> _Set task_
Output the full material exactly as it appears here.

> _Data provided_
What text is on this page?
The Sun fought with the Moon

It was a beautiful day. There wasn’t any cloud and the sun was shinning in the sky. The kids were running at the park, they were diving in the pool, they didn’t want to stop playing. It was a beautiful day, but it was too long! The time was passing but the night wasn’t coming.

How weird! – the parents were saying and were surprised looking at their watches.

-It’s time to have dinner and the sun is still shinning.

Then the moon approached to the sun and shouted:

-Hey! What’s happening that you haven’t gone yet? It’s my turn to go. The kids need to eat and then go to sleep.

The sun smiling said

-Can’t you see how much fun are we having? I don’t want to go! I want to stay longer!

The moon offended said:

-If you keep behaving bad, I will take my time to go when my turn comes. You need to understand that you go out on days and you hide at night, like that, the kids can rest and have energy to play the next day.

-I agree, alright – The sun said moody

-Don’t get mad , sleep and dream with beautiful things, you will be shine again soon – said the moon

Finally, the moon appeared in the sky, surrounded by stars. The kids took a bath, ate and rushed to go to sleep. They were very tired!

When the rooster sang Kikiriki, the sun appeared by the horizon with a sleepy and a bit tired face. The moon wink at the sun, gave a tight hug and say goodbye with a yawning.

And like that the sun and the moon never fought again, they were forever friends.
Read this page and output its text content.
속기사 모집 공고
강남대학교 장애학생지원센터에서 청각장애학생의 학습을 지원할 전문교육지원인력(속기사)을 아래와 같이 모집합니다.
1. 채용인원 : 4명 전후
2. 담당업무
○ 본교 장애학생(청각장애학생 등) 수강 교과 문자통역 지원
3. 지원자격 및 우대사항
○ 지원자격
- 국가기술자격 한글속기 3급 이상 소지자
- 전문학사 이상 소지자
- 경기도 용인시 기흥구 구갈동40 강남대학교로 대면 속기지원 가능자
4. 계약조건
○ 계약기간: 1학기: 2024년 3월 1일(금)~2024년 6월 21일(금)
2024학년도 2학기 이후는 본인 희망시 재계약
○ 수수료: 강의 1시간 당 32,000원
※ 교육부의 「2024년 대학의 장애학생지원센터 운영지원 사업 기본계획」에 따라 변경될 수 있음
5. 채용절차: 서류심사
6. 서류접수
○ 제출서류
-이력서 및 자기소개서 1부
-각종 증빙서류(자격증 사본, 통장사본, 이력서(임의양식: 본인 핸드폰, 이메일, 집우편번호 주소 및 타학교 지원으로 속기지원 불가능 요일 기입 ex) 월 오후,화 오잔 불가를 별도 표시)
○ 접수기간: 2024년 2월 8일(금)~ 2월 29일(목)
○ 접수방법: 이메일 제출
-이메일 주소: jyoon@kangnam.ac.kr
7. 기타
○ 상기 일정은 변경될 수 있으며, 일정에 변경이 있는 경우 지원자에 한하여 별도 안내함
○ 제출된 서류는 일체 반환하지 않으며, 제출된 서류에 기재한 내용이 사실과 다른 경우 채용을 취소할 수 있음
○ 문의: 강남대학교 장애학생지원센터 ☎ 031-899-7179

> _Task solution_
What text is on this page?
The Sun fought with the Moon

It was a beautiful day. There wasn’t any cloud and the sun was shinning in the sky. The kids were running at the park, they were diving in the pool, they didn’t want to stop playing. It was a beautiful day, but it was too long! The time was passing but the night wasn’t coming.

How weird! – the parents were saying and were surprised looking at their watches.

-It’s time to have dinner and the sun is still shinning.

Then the moon approached to the sun and shouted:

-Hey! What’s happening that you haven’t gone yet? It’s my turn to go. The kids need to eat and then go to sleep.

The sun smiling said

-Can’t you see how much fun are we having? I don’t want to go! I want to stay longer!

The moon offended said:

-If you keep behaving bad, I will take my time to go when my turn comes. You need to understand that you go out on days and you hide at night, like that, the kids can rest and have energy to play the next day.

-I agree, alright – The sun said moody

-Don’t get mad , sleep and dream with beautiful things, you will be shine again soon – said the moon

Finally, the moon appeared in the sky, surrounded by stars. The kids took a bath, ate and rushed to go to sleep. They were very tired!

When the rooster sang Kikiriki, the sun appeared by the horizon with a sleepy and a bit tired face. The moon wink at the sun, gave a tight hug and say goodbye with a yawning.

And like that the sun and the moon never fought again, they were forever friends.
Read this page and output its text content.
속기사 모집 공고
강남대학교 장애학생지원센터에서 청각장애학생의 학습을 지원할 전문교육지원인력(속기사)을 아래와 같이 모집합니다.
1. 채용인원 : 4명 전후
2. 담당업무
○ 본교 장애학생(청각장애학생 등) 수강 교과 문자통역 지원
3. 지원자격 및 우대사항
○ 지원자격
- 국가기술자격 한글속기 3급 이상 소지자
- 전문학사 이상 소지자
- 경기도 용인시 기흥구 구갈동40 강남대학교로 대면 속기지원 가능자
4. 계약조건
○ 계약기간: 1학기: 2024년 3월 1일(금)~2024년 6월 21일(금)
2024학년도 2학기 이후는 본인 희망시 재계약
○ 수수료: 강의 1시간 당 32,000원
※ 교육부의 「2024년 대학의 장애학생지원센터 운영지원 사업 기본계획」에 따라 변경될 수 있음
5. 채용절차: 서류심사
6. 서류접수
○ 제출서류
-이력서 및 자기소개서 1부
-각종 증빙서류(자격증 사본, 통장사본, 이력서(임의양식: 본인 핸드폰, 이메일, 집우편번호 주소 및 타학교 지원으로 속기지원 불가능 요일 기입 ex) 월 오후,화 오잔 불가를 별도 표시)
○ 접수기간: 2024년 2월 8일(금)~ 2월 29일(목)
○ 접수방법: 이메일 제출
-이메일 주소: jyoon@kangnam.ac.kr
7. 기타
○ 상기 일정은 변경될 수 있으며, 일정에 변경이 있는 경우 지원자에 한하여 별도 안내함
○ 제출된 서류는 일체 반환하지 않으며, 제출된 서류에 기재한 내용이 사실과 다른 경우 채용을 취소할 수 있음
○ 문의: 강남대학교 장애학생지원센터 ☎ 031-899-7179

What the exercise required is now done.